Part of a data file:
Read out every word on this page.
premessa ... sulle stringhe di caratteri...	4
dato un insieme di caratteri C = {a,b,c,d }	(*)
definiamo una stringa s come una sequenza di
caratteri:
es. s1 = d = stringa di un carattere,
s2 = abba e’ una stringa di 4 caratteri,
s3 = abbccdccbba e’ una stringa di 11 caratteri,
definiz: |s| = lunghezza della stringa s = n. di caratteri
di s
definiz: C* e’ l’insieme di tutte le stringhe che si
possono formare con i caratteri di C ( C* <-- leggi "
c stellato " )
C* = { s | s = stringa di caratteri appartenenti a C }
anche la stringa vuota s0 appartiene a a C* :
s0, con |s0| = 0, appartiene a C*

■ **Task brief**:
Look through the lines above and collect those with the word "caratteri".

■ **Written solution**:
premessa ... sulle stringhe di caratteri...	4
dato un insieme di caratteri C = {a,b,c,d }	(*)
caratteri:
s2 = abba e’ una stringa di 4 caratteri,
s3 = abbccdccbba e’ una stringa di 11 caratteri,
definiz: |s| = lunghezza della stringa s = n. di caratteri
possono formare con i caratteri di C ( C* <-- leggi "
C* = { s | s = stringa di caratteri appartenenti a C }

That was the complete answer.